Work to complete
Identify all lines below that hold "Because" and collect them.

*** Provided entries

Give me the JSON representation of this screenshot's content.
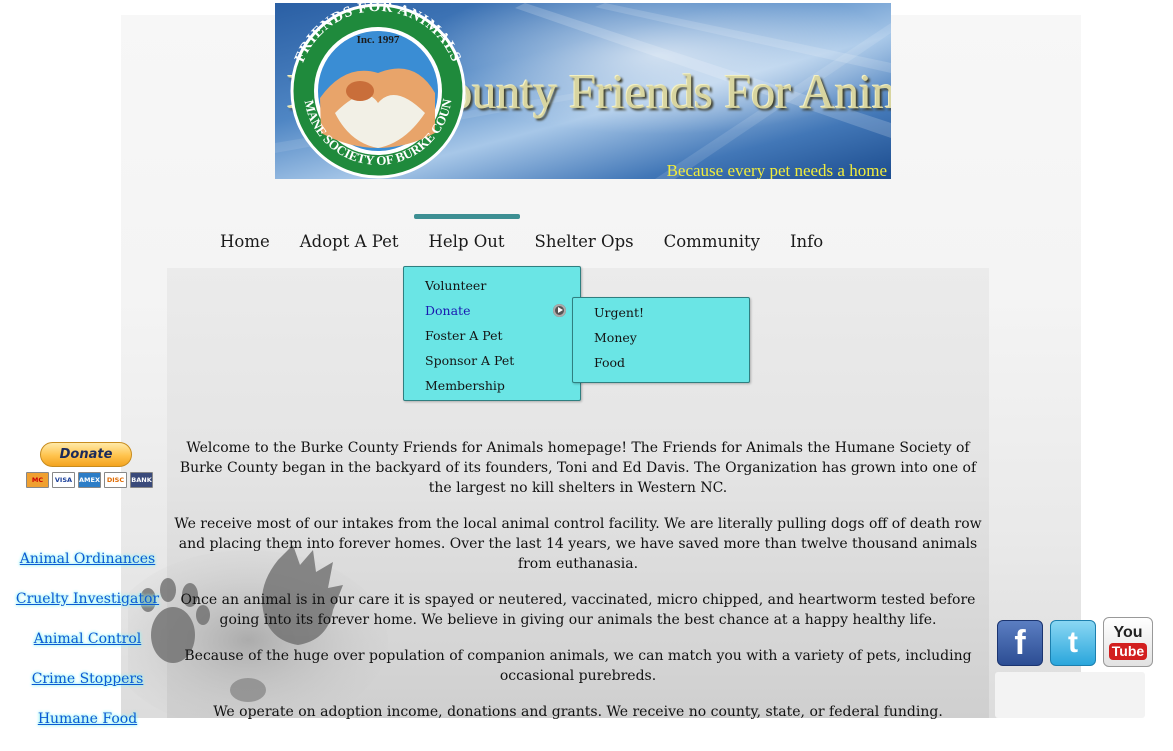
{
  "banner": {
    "title": "Burke County Friends For Animals",
    "tagline": "Because every pet needs a home",
    "seal_top": "FRIENDS FOR ANIMALS",
    "seal_bottom": "HUMANE SOCIETY OF BURKE COUNTY",
    "seal_year": "Inc. 1997"
  },
  "nav": {
    "items": [
      {
        "label": "Home"
      },
      {
        "label": "Adopt A Pet"
      },
      {
        "label": "Help Out"
      },
      {
        "label": "Shelter Ops"
      },
      {
        "label": "Community"
      },
      {
        "label": "Info"
      }
    ],
    "active": "Help Out"
  },
  "dropdown": {
    "items": [
      {
        "label": "Volunteer"
      },
      {
        "label": "Donate"
      },
      {
        "label": "Foster A Pet"
      },
      {
        "label": "Sponsor A Pet"
      },
      {
        "label": "Membership"
      }
    ],
    "submenu": [
      {
        "label": "Urgent!"
      },
      {
        "label": "Money"
      },
      {
        "label": "Food"
      }
    ]
  },
  "content": {
    "paragraphs": [
      "Welcome to the Burke County Friends for Animals homepage! The Friends for Animals the Humane Society of Burke County began in the backyard of its founders, Toni and Ed Davis. The Organization has grown into one of the largest no kill shelters in Western NC.",
      "We receive most of our intakes from the local animal control facility. We are literally pulling dogs off of death row and placing them into forever homes. Over the last 14 years, we have saved more than twelve thousand animals from euthanasia.",
      "Once an animal is in our care it is spayed or neutered, vaccinated, micro chipped, and heartworm tested before going into its forever home. We believe in giving our animals the best chance at a happy healthy life.",
      "Because of the huge over population of companion animals, we can match you with a variety of pets, including occasional purebreds.",
      "We operate on adoption income, donations and grants. We receive no county, state, or federal funding."
    ]
  },
  "sidebar": {
    "donate_label": "Donate",
    "cards": [
      "MC",
      "VISA",
      "AMEX",
      "DISC",
      "BANK"
    ],
    "links": [
      {
        "label": "Animal Ordinances"
      },
      {
        "label": "Cruelty Investigator"
      },
      {
        "label": "Animal Control"
      },
      {
        "label": "Crime Stoppers"
      },
      {
        "label": "Humane Food"
      }
    ]
  },
  "social": {
    "facebook": "f",
    "twitter": "t",
    "youtube_you": "You",
    "youtube_tube": "Tube"
  }
}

******

Written answer
    "tagline": "Because every pet needs a home",
      "Because of the huge over population of companion animals, we can match you with a variety of pets, including occasional purebreds.",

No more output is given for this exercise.